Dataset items
----------------------------------------
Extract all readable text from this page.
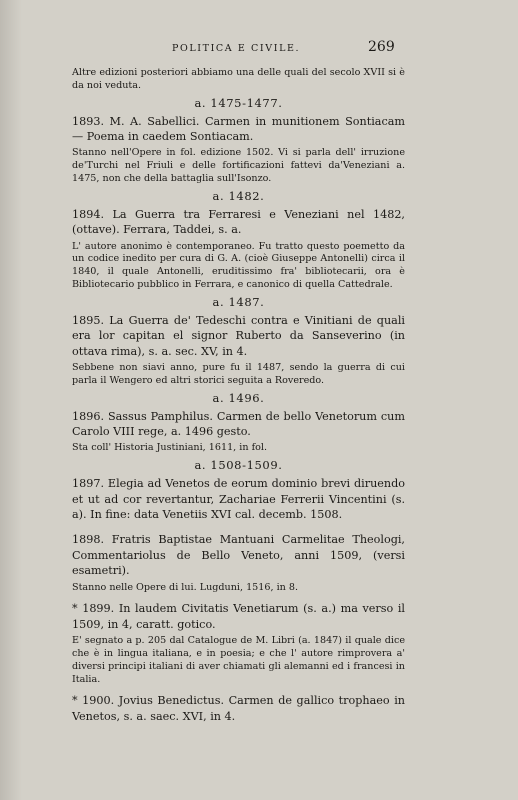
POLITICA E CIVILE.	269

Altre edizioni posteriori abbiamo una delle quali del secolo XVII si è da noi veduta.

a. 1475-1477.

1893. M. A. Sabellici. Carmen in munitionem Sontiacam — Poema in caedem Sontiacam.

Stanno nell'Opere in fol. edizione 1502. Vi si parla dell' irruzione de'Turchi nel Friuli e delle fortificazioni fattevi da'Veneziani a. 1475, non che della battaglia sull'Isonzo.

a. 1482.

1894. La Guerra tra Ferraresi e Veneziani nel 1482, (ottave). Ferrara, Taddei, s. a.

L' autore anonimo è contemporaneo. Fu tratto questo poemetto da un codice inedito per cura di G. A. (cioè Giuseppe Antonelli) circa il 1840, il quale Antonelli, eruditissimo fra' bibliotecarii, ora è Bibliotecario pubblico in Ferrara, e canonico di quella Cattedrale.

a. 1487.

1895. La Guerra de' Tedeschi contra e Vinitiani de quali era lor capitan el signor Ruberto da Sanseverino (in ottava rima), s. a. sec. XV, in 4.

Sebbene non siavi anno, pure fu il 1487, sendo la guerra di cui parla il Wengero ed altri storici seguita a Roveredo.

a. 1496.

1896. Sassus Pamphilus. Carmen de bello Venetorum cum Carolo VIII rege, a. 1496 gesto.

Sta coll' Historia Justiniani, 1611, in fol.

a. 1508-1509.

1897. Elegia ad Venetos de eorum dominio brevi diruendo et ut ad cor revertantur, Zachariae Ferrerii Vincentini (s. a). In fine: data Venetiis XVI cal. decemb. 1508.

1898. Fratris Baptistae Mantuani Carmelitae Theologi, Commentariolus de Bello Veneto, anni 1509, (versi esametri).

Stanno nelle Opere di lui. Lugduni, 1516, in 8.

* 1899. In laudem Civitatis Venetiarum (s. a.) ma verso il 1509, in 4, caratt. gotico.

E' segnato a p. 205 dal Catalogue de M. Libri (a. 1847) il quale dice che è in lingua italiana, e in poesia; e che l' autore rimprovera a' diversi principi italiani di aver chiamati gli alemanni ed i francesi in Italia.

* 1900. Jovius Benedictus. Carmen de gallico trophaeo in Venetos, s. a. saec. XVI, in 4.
----------------------------------------
EXERCISE INSTRUCTIONS: Give back all entries exactly. No pictures belong in the copy.

RESULT OF THIS EXERCISE:
Extract all readable text from this page.
POLITICA E CIVILE.	269

Altre edizioni posteriori abbiamo una delle quali del secolo XVII si è da noi veduta.

a. 1475-1477.

1893. M. A. Sabellici. Carmen in munitionem Sontiacam — Poema in caedem Sontiacam.

Stanno nell'Opere in fol. edizione 1502. Vi si parla dell' irruzione de'Turchi nel Friuli e delle fortificazioni fattevi da'Veneziani a. 1475, non che della battaglia sull'Isonzo.

a. 1482.

1894. La Guerra tra Ferraresi e Veneziani nel 1482, (ottave). Ferrara, Taddei, s. a.

L' autore anonimo è contemporaneo. Fu tratto questo poemetto da un codice inedito per cura di G. A. (cioè Giuseppe Antonelli) circa il 1840, il quale Antonelli, eruditissimo fra' bibliotecarii, ora è Bibliotecario pubblico in Ferrara, e canonico di quella Cattedrale.

a. 1487.

1895. La Guerra de' Tedeschi contra e Vinitiani de quali era lor capitan el signor Ruberto da Sanseverino (in ottava rima), s. a. sec. XV, in 4.

Sebbene non siavi anno, pure fu il 1487, sendo la guerra di cui parla il Wengero ed altri storici seguita a Roveredo.

a. 1496.

1896. Sassus Pamphilus. Carmen de bello Venetorum cum Carolo VIII rege, a. 1496 gesto.

Sta coll' Historia Justiniani, 1611, in fol.

a. 1508-1509.

1897. Elegia ad Venetos de eorum dominio brevi diruendo et ut ad cor revertantur, Zachariae Ferrerii Vincentini (s. a). In fine: data Venetiis XVI cal. decemb. 1508.

1898. Fratris Baptistae Mantuani Carmelitae Theologi, Commentariolus de Bello Veneto, anni 1509, (versi esametri).

Stanno nelle Opere di lui. Lugduni, 1516, in 8.

* 1899. In laudem Civitatis Venetiarum (s. a.) ma verso il 1509, in 4, caratt. gotico.

E' segnato a p. 205 dal Catalogue de M. Libri (a. 1847) il quale dice che è in lingua italiana, e in poesia; e che l' autore rimprovera a' diversi principi italiani di aver chiamati gli alemanni ed i francesi in Italia.

* 1900. Jovius Benedictus. Carmen de gallico trophaeo in Venetos, s. a. saec. XVI, in 4.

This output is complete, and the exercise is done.